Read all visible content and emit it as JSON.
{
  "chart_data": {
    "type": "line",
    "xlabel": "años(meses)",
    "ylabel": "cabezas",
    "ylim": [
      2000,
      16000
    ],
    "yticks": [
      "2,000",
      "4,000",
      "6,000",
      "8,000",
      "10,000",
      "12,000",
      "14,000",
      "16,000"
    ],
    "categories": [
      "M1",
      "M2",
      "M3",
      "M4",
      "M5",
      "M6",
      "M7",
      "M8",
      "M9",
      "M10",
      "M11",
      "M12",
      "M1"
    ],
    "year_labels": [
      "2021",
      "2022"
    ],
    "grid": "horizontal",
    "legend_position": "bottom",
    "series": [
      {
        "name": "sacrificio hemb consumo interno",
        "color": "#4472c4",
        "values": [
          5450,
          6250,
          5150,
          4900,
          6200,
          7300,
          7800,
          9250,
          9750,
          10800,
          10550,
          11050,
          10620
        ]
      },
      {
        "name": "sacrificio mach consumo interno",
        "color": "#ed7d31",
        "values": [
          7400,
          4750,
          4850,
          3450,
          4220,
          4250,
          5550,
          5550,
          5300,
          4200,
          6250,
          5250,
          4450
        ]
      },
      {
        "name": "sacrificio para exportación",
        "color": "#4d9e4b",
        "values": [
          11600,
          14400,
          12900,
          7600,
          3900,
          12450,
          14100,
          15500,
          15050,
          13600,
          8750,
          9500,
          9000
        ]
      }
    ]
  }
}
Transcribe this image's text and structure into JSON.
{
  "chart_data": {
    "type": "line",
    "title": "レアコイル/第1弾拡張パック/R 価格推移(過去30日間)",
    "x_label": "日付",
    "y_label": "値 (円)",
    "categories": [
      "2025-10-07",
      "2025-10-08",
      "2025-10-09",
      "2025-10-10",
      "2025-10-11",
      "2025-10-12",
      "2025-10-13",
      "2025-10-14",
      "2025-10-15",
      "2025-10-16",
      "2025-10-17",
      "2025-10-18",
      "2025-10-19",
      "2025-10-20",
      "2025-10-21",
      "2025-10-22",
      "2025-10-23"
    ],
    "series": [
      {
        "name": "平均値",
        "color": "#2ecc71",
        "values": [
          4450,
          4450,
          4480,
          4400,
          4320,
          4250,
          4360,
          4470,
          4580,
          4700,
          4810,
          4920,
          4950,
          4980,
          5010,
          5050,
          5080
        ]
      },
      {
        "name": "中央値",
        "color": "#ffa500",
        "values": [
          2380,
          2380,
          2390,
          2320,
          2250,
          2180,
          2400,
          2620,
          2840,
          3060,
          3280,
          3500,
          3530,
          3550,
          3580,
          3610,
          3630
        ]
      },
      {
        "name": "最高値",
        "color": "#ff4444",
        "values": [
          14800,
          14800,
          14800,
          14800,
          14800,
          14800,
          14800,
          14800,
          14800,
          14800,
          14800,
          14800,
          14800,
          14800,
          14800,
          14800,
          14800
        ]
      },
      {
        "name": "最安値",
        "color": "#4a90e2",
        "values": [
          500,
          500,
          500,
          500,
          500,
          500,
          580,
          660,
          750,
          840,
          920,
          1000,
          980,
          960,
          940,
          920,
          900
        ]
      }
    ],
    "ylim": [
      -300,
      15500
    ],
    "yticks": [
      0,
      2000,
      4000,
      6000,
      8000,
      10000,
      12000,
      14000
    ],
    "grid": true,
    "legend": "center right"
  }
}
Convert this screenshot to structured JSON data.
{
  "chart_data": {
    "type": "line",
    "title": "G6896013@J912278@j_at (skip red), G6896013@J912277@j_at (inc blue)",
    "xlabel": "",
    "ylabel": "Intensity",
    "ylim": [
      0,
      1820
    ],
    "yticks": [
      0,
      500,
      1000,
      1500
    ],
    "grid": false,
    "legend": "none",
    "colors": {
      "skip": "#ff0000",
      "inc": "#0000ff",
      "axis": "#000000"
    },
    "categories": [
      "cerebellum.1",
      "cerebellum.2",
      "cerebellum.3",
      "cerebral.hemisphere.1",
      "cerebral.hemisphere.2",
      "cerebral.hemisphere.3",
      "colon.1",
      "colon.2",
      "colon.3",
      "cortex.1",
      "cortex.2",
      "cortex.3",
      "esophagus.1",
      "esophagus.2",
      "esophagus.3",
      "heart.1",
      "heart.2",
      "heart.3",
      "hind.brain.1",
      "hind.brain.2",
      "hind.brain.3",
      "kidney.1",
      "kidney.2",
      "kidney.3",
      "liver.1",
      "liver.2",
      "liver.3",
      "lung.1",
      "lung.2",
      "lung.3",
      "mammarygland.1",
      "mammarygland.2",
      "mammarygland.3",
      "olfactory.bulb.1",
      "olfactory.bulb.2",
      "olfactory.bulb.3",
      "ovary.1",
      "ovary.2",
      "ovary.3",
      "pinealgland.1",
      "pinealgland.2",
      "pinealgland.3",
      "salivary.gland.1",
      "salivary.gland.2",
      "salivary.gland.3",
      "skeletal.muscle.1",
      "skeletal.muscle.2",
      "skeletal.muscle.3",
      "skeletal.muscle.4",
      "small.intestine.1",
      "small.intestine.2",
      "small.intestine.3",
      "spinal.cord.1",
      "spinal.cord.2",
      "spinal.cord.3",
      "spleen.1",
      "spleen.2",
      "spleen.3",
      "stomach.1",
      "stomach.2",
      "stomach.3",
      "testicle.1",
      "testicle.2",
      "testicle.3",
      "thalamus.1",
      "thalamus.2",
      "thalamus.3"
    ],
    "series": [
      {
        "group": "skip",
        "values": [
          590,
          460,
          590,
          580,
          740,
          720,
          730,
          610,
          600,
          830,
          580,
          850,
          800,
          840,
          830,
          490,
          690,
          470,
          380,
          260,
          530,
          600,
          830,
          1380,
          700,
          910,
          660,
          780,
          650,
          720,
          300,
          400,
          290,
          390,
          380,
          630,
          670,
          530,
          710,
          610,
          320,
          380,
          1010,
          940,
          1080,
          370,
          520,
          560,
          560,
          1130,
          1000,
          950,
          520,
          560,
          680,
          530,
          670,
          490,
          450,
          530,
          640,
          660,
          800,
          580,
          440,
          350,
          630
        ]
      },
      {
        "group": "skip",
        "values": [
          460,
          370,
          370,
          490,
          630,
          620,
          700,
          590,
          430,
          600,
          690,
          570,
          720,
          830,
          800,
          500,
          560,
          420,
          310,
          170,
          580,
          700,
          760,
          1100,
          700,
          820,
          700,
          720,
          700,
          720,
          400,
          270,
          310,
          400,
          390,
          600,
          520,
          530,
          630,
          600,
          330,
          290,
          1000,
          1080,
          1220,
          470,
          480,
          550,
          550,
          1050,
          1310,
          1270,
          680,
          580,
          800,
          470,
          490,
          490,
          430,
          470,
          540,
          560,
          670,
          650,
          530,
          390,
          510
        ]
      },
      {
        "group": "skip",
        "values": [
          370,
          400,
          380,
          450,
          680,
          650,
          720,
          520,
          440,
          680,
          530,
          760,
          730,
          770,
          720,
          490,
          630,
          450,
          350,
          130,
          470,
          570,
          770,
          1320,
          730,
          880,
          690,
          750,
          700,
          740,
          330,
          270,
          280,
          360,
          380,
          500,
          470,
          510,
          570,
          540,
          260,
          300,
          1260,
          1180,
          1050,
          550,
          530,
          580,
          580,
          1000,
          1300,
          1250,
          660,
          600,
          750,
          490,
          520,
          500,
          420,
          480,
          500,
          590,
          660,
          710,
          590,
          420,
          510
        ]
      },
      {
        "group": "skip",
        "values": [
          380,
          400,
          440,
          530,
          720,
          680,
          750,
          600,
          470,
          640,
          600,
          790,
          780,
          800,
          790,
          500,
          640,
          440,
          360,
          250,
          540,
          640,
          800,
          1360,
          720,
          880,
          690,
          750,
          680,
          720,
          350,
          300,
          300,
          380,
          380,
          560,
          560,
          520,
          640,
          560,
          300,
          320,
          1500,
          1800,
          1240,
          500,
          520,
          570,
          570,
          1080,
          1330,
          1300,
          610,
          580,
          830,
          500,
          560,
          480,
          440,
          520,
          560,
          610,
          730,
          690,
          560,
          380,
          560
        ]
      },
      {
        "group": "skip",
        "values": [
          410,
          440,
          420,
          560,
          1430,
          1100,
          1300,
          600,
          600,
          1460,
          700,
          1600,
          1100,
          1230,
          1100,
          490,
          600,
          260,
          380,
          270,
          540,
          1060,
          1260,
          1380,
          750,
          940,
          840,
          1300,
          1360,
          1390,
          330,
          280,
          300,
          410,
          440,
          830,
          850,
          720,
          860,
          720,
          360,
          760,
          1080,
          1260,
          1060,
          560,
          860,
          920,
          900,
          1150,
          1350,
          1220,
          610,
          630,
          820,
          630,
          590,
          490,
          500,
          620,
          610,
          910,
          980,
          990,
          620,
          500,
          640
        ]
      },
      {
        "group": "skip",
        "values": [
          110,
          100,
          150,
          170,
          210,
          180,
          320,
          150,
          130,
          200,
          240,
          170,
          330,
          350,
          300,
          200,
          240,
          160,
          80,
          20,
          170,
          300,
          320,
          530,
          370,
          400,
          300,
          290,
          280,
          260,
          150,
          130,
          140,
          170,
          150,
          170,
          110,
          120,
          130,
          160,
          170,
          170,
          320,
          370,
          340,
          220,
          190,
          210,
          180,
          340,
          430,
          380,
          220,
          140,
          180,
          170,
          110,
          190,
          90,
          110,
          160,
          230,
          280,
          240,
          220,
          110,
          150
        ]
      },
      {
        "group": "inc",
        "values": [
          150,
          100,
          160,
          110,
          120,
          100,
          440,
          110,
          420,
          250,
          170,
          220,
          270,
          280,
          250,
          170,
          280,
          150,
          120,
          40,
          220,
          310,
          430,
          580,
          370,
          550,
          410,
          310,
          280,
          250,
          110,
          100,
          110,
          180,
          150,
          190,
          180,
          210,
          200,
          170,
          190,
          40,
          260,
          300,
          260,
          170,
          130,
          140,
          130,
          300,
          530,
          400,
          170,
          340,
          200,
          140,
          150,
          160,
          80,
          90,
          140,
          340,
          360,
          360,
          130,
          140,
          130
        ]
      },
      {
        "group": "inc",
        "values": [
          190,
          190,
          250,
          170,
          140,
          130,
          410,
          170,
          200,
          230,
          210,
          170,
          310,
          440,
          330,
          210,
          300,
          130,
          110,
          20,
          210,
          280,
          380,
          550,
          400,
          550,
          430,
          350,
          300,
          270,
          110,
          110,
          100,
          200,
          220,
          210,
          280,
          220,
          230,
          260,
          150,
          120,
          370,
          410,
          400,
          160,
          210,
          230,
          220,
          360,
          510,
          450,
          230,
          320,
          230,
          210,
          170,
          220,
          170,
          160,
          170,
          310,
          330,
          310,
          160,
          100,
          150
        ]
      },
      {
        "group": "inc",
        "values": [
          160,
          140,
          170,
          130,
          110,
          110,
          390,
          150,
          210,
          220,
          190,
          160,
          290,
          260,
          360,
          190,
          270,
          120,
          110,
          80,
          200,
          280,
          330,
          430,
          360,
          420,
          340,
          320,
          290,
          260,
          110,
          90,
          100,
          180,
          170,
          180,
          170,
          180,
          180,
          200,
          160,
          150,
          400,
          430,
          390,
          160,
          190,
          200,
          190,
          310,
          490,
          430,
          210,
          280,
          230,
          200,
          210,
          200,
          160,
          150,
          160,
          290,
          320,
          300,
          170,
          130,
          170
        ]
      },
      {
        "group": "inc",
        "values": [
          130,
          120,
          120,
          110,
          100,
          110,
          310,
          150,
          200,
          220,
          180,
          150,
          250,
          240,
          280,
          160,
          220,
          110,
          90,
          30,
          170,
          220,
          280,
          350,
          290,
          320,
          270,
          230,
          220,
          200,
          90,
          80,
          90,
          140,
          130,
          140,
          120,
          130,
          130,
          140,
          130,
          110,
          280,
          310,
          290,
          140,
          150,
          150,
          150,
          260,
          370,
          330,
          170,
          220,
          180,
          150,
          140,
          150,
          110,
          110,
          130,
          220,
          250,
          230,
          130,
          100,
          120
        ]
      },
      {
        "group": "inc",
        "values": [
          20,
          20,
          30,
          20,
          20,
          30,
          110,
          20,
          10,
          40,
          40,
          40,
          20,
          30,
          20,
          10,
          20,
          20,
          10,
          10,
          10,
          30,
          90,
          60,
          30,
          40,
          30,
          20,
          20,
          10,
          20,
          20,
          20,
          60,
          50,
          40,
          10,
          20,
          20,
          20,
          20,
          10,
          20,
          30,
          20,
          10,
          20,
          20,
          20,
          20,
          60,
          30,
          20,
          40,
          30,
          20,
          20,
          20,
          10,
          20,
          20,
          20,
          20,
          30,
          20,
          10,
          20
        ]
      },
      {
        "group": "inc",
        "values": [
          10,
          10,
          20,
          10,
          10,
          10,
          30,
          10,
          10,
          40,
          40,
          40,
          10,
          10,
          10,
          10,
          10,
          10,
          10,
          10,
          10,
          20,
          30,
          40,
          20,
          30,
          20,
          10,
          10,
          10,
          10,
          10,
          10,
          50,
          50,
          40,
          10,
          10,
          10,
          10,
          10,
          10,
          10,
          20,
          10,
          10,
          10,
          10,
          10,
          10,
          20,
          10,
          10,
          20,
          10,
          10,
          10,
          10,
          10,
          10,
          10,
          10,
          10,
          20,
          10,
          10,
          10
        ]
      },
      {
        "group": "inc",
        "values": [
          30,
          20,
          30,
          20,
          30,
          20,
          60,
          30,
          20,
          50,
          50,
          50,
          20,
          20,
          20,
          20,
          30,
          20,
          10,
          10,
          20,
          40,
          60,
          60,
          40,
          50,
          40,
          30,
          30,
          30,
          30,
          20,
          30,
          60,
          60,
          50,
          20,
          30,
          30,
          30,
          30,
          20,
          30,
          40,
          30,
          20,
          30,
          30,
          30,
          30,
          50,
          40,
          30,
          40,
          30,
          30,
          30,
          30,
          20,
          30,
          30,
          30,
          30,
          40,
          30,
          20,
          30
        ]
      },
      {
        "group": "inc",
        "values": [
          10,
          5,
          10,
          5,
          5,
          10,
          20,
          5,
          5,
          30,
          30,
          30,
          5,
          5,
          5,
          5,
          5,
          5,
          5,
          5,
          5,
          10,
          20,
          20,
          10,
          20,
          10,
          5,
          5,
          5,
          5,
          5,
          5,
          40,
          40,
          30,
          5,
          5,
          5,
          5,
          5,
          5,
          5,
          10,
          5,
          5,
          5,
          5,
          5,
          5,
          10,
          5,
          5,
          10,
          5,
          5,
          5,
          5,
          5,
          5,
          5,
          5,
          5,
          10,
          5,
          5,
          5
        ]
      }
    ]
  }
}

» **Task goal**
Copy out all lines that carry the word "cerebral".

» **Exercise response**
      "cerebral.hemisphere.1",
      "cerebral.hemisphere.2",
      "cerebral.hemisphere.3",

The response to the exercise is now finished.